## Your goal:
Output every entry exactly, from the first line to the last.

## Given information:
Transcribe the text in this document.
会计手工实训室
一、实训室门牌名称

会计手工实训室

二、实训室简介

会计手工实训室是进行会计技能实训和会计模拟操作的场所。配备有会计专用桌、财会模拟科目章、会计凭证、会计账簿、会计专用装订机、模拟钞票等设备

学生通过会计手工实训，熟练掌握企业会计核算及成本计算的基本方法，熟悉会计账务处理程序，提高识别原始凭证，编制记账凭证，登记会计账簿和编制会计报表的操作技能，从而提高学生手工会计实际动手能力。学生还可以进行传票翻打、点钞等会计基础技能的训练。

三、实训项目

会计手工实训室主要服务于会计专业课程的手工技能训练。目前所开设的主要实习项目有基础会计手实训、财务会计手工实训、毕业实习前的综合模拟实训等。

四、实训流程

## Answer in full:
Transcribe the text in this document.
会计手工实训室
一、实训室门牌名称

会计手工实训室

二、实训室简介

会计手工实训室是进行会计技能实训和会计模拟操作的场所。配备有会计专用桌、财会模拟科目章、会计凭证、会计账簿、会计专用装订机、模拟钞票等设备

学生通过会计手工实训，熟练掌握企业会计核算及成本计算的基本方法，熟悉会计账务处理程序，提高识别原始凭证，编制记账凭证，登记会计账簿和编制会计报表的操作技能，从而提高学生手工会计实际动手能力。学生还可以进行传票翻打、点钞等会计基础技能的训练。

三、实训项目

会计手工实训室主要服务于会计专业课程的手工技能训练。目前所开设的主要实习项目有基础会计手实训、财务会计手工实训、毕业实习前的综合模拟实训等。

四、实训流程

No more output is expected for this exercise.